◆ Data for this exercise ◆
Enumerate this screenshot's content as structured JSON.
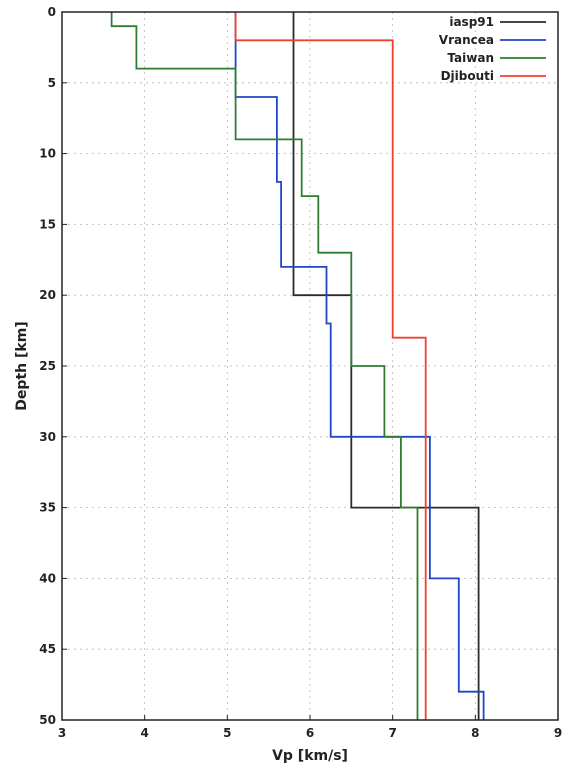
{
  "chart_data": {
    "type": "line",
    "title": "",
    "xlabel": "Vp [km/s]",
    "ylabel": "Depth [km]",
    "xlim": [
      3,
      9
    ],
    "ylim": [
      0,
      50
    ],
    "y_inverted": true,
    "x_ticks": [
      3,
      4,
      5,
      6,
      7,
      8,
      9
    ],
    "y_ticks": [
      0,
      5,
      10,
      15,
      20,
      25,
      30,
      35,
      40,
      45,
      50
    ],
    "grid": true,
    "legend_position": "top-right",
    "step_profiles": true,
    "series": [
      {
        "name": "iasp91",
        "color": "#2b2b2b",
        "layers": [
          {
            "top": 0,
            "bottom": 20,
            "vp": 5.8
          },
          {
            "top": 20,
            "bottom": 35,
            "vp": 6.5
          },
          {
            "top": 35,
            "bottom": 50,
            "vp": 8.04
          }
        ]
      },
      {
        "name": "Vrancea",
        "color": "#2046c8",
        "layers": [
          {
            "top": 0,
            "bottom": 6,
            "vp": 5.1
          },
          {
            "top": 6,
            "bottom": 12,
            "vp": 5.6
          },
          {
            "top": 12,
            "bottom": 18,
            "vp": 5.65
          },
          {
            "top": 18,
            "bottom": 22,
            "vp": 6.2
          },
          {
            "top": 22,
            "bottom": 30,
            "vp": 6.25
          },
          {
            "top": 30,
            "bottom": 40,
            "vp": 7.45
          },
          {
            "top": 40,
            "bottom": 48,
            "vp": 7.8
          },
          {
            "top": 48,
            "bottom": 50,
            "vp": 8.1
          }
        ]
      },
      {
        "name": "Taiwan",
        "color": "#2e7d32",
        "layers": [
          {
            "top": 0,
            "bottom": 1,
            "vp": 3.6
          },
          {
            "top": 1,
            "bottom": 4,
            "vp": 3.9
          },
          {
            "top": 4,
            "bottom": 9,
            "vp": 5.1
          },
          {
            "top": 9,
            "bottom": 13,
            "vp": 5.9
          },
          {
            "top": 13,
            "bottom": 17,
            "vp": 6.1
          },
          {
            "top": 17,
            "bottom": 25,
            "vp": 6.5
          },
          {
            "top": 25,
            "bottom": 30,
            "vp": 6.9
          },
          {
            "top": 30,
            "bottom": 35,
            "vp": 7.1
          },
          {
            "top": 35,
            "bottom": 50,
            "vp": 7.3
          }
        ]
      },
      {
        "name": "Djibouti",
        "color": "#f04030",
        "layers": [
          {
            "top": 0,
            "bottom": 2,
            "vp": 5.1
          },
          {
            "top": 2,
            "bottom": 23,
            "vp": 7.0
          },
          {
            "top": 23,
            "bottom": 50,
            "vp": 7.4
          }
        ]
      }
    ]
  }
}
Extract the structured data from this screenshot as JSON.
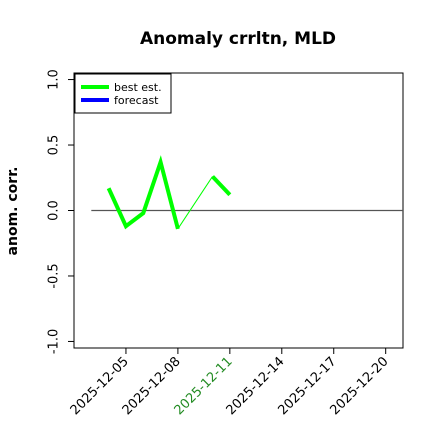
{
  "chart_data": {
    "type": "line",
    "title": "Anomaly crrltn, MLD",
    "ylabel": "anom. corr.",
    "xlabel": "",
    "ylim": [
      -1.05,
      1.05
    ],
    "yticks": [
      -1.0,
      -0.5,
      0.0,
      0.5,
      1.0
    ],
    "ytick_labels": [
      "-1.0",
      "-0.5",
      "0.0",
      "0.5",
      "1.0"
    ],
    "xlim": [
      "2025-12-02",
      "2025-12-21"
    ],
    "xticks": [
      "2025-12-05",
      "2025-12-08",
      "2025-12-11",
      "2025-12-14",
      "2025-12-17",
      "2025-12-20"
    ],
    "xtick_labels": [
      "2025-12-05",
      "2025-12-08",
      "2025-12-11",
      "2025-12-14",
      "2025-12-17",
      "2025-12-20"
    ],
    "highlight_tick": "2025-12-11",
    "highlight_color": "#228B22",
    "reference_line": {
      "y": 0.0,
      "x_from": "2025-12-03",
      "x_to": "2025-12-21",
      "color": "#555555"
    },
    "legend_position": "top-left",
    "series": [
      {
        "name": "best est.",
        "color": "#00ff00",
        "x": [
          "2025-12-04",
          "2025-12-05",
          "2025-12-06",
          "2025-12-07",
          "2025-12-08",
          "2025-12-10",
          "2025-12-11"
        ],
        "values": [
          0.17,
          -0.12,
          -0.02,
          0.37,
          -0.14,
          0.26,
          0.12
        ],
        "thick_segments": [
          [
            0,
            4
          ],
          [
            5,
            6
          ]
        ],
        "thin_segments": [
          [
            4,
            5
          ]
        ]
      },
      {
        "name": "forecast",
        "color": "#0000ff",
        "x": [],
        "values": []
      }
    ]
  }
}
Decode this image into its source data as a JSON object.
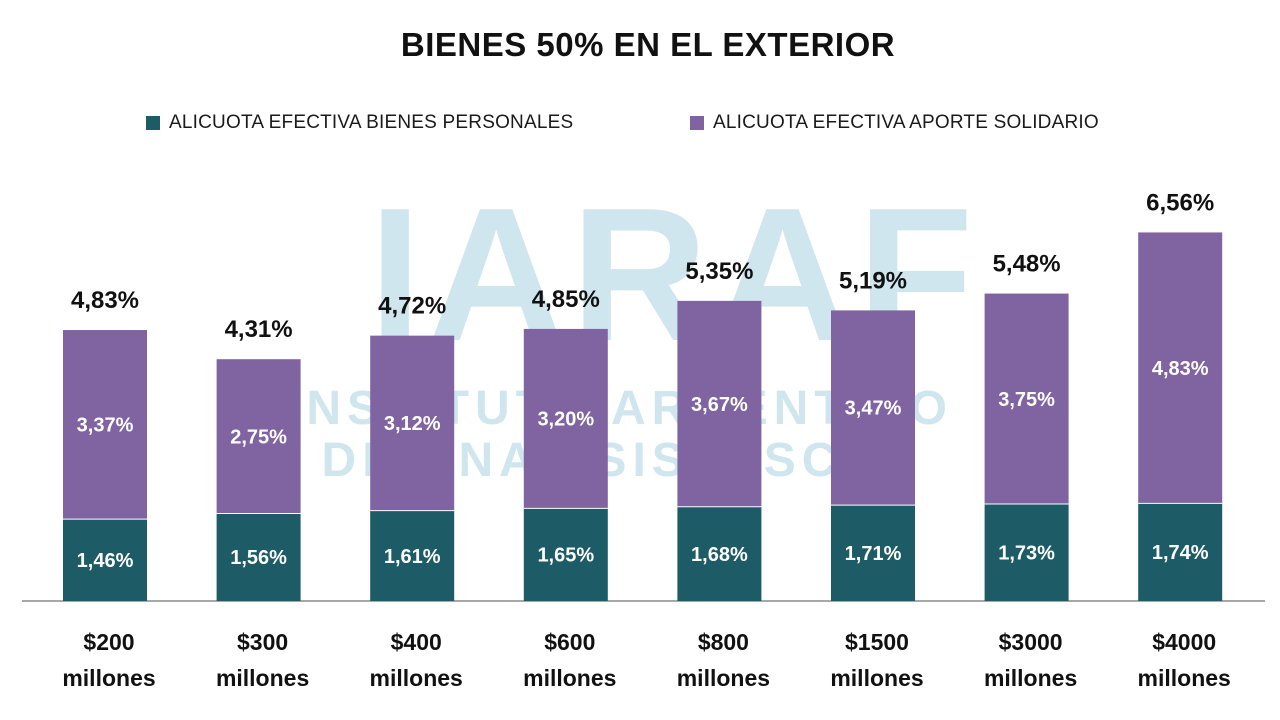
{
  "chart_data": {
    "type": "bar",
    "stacked": true,
    "title": "BIENES 50% EN EL EXTERIOR",
    "categories": [
      [
        "$200",
        "millones"
      ],
      [
        "$300",
        "millones"
      ],
      [
        "$400",
        "millones"
      ],
      [
        "$600",
        "millones"
      ],
      [
        "$800",
        "millones"
      ],
      [
        "$1500",
        "millones"
      ],
      [
        "$3000",
        "millones"
      ],
      [
        "$4000",
        "millones"
      ]
    ],
    "series": [
      {
        "name": "ALICUOTA EFECTIVA BIENES PERSONALES",
        "color": "#1d5b66",
        "values": [
          1.46,
          1.56,
          1.61,
          1.65,
          1.68,
          1.71,
          1.73,
          1.74
        ],
        "labels": [
          "1,46%",
          "1,56%",
          "1,61%",
          "1,65%",
          "1,68%",
          "1,71%",
          "1,73%",
          "1,74%"
        ]
      },
      {
        "name": "ALICUOTA EFECTIVA APORTE SOLIDARIO",
        "color": "#8064a2",
        "values": [
          3.37,
          2.75,
          3.12,
          3.2,
          3.67,
          3.47,
          3.75,
          4.83
        ],
        "labels": [
          "3,37%",
          "2,75%",
          "3,12%",
          "3,20%",
          "3,67%",
          "3,47%",
          "3,75%",
          "4,83%"
        ]
      }
    ],
    "totals": [
      4.83,
      4.31,
      4.72,
      4.85,
      5.35,
      5.19,
      5.48,
      6.56
    ],
    "total_labels": [
      "4,83%",
      "4,31%",
      "4,72%",
      "4,85%",
      "5,35%",
      "5,19%",
      "5,48%",
      "6,56%"
    ],
    "ylim": [
      0,
      7
    ],
    "y_axis_visible": false,
    "grid": false,
    "legend_position": "top",
    "watermark": {
      "logo": "IARAF",
      "lines": [
        "INSTITUTO ARGENTINO",
        "DE ANALISIS FISCAL"
      ],
      "color": "#cfe6ef"
    }
  }
}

◆ Exercise objective ◆
All of the lines above should be printed exactly, minus the pictures.

◆ Exercise output ◆
Enumerate this screenshot's content as structured JSON.
{
  "chart_data": {
    "type": "line",
    "title": "",
    "xlabel": "Vp [km/s]",
    "ylabel": "Depth [km]",
    "xlim": [
      3,
      9
    ],
    "ylim": [
      0,
      50
    ],
    "y_inverted": true,
    "x_ticks": [
      3,
      4,
      5,
      6,
      7,
      8,
      9
    ],
    "y_ticks": [
      0,
      5,
      10,
      15,
      20,
      25,
      30,
      35,
      40,
      45,
      50
    ],
    "grid": true,
    "legend_position": "top-right",
    "step_profiles": true,
    "series": [
      {
        "name": "iasp91",
        "color": "#2b2b2b",
        "layers": [
          {
            "top": 0,
            "bottom": 20,
            "vp": 5.8
          },
          {
            "top": 20,
            "bottom": 35,
            "vp": 6.5
          },
          {
            "top": 35,
            "bottom": 50,
            "vp": 8.04
          }
        ]
      },
      {
        "name": "Vrancea",
        "color": "#2046c8",
        "layers": [
          {
            "top": 0,
            "bottom": 6,
            "vp": 5.1
          },
          {
            "top": 6,
            "bottom": 12,
            "vp": 5.6
          },
          {
            "top": 12,
            "bottom": 18,
            "vp": 5.65
          },
          {
            "top": 18,
            "bottom": 22,
            "vp": 6.2
          },
          {
            "top": 22,
            "bottom": 30,
            "vp": 6.25
          },
          {
            "top": 30,
            "bottom": 40,
            "vp": 7.45
          },
          {
            "top": 40,
            "bottom": 48,
            "vp": 7.8
          },
          {
            "top": 48,
            "bottom": 50,
            "vp": 8.1
          }
        ]
      },
      {
        "name": "Taiwan",
        "color": "#2e7d32",
        "layers": [
          {
            "top": 0,
            "bottom": 1,
            "vp": 3.6
          },
          {
            "top": 1,
            "bottom": 4,
            "vp": 3.9
          },
          {
            "top": 4,
            "bottom": 9,
            "vp": 5.1
          },
          {
            "top": 9,
            "bottom": 13,
            "vp": 5.9
          },
          {
            "top": 13,
            "bottom": 17,
            "vp": 6.1
          },
          {
            "top": 17,
            "bottom": 25,
            "vp": 6.5
          },
          {
            "top": 25,
            "bottom": 30,
            "vp": 6.9
          },
          {
            "top": 30,
            "bottom": 35,
            "vp": 7.1
          },
          {
            "top": 35,
            "bottom": 50,
            "vp": 7.3
          }
        ]
      },
      {
        "name": "Djibouti",
        "color": "#f04030",
        "layers": [
          {
            "top": 0,
            "bottom": 2,
            "vp": 5.1
          },
          {
            "top": 2,
            "bottom": 23,
            "vp": 7.0
          },
          {
            "top": 23,
            "bottom": 50,
            "vp": 7.4
          }
        ]
      }
    ]
  }
}
Extract the structured data from this screenshot as JSON.
{
  "chart_data": {
    "type": "line",
    "title": "Anomaly crrltn, MLD",
    "ylabel": "anom. corr.",
    "xlabel": "",
    "ylim": [
      -1.05,
      1.05
    ],
    "yticks": [
      -1.0,
      -0.5,
      0.0,
      0.5,
      1.0
    ],
    "ytick_labels": [
      "-1.0",
      "-0.5",
      "0.0",
      "0.5",
      "1.0"
    ],
    "xlim": [
      "2025-12-02",
      "2025-12-21"
    ],
    "xticks": [
      "2025-12-05",
      "2025-12-08",
      "2025-12-11",
      "2025-12-14",
      "2025-12-17",
      "2025-12-20"
    ],
    "xtick_labels": [
      "2025-12-05",
      "2025-12-08",
      "2025-12-11",
      "2025-12-14",
      "2025-12-17",
      "2025-12-20"
    ],
    "highlight_tick": "2025-12-11",
    "highlight_color": "#228B22",
    "reference_line": {
      "y": 0.0,
      "x_from": "2025-12-03",
      "x_to": "2025-12-21",
      "color": "#555555"
    },
    "legend_position": "top-left",
    "series": [
      {
        "name": "best est.",
        "color": "#00ff00",
        "x": [
          "2025-12-04",
          "2025-12-05",
          "2025-12-06",
          "2025-12-07",
          "2025-12-08",
          "2025-12-10",
          "2025-12-11"
        ],
        "values": [
          0.17,
          -0.12,
          -0.02,
          0.37,
          -0.14,
          0.26,
          0.12
        ],
        "thick_segments": [
          [
            0,
            4
          ],
          [
            5,
            6
          ]
        ],
        "thin_segments": [
          [
            4,
            5
          ]
        ]
      },
      {
        "name": "forecast",
        "color": "#0000ff",
        "x": [],
        "values": []
      }
    ]
  }
}
Decode this image into its source data as a JSON object.
{
  "chart_data": {
    "type": "bar",
    "stacked": true,
    "title": "BIENES 50% EN EL EXTERIOR",
    "categories": [
      [
        "$200",
        "millones"
      ],
      [
        "$300",
        "millones"
      ],
      [
        "$400",
        "millones"
      ],
      [
        "$600",
        "millones"
      ],
      [
        "$800",
        "millones"
      ],
      [
        "$1500",
        "millones"
      ],
      [
        "$3000",
        "millones"
      ],
      [
        "$4000",
        "millones"
      ]
    ],
    "series": [
      {
        "name": "ALICUOTA EFECTIVA BIENES PERSONALES",
        "color": "#1d5b66",
        "values": [
          1.46,
          1.56,
          1.61,
          1.65,
          1.68,
          1.71,
          1.73,
          1.74
        ],
        "labels": [
          "1,46%",
          "1,56%",
          "1,61%",
          "1,65%",
          "1,68%",
          "1,71%",
          "1,73%",
          "1,74%"
        ]
      },
      {
        "name": "ALICUOTA EFECTIVA APORTE SOLIDARIO",
        "color": "#8064a2",
        "values": [
          3.37,
          2.75,
          3.12,
          3.2,
          3.67,
          3.47,
          3.75,
          4.83
        ],
        "labels": [
          "3,37%",
          "2,75%",
          "3,12%",
          "3,20%",
          "3,67%",
          "3,47%",
          "3,75%",
          "4,83%"
        ]
      }
    ],
    "totals": [
      4.83,
      4.31,
      4.72,
      4.85,
      5.35,
      5.19,
      5.48,
      6.56
    ],
    "total_labels": [
      "4,83%",
      "4,31%",
      "4,72%",
      "4,85%",
      "5,35%",
      "5,19%",
      "5,48%",
      "6,56%"
    ],
    "ylim": [
      0,
      7
    ],
    "y_axis_visible": false,
    "grid": false,
    "legend_position": "top",
    "watermark": {
      "logo": "IARAF",
      "lines": [
        "INSTITUTO ARGENTINO",
        "DE ANALISIS FISCAL"
      ],
      "color": "#cfe6ef"
    }
  }
}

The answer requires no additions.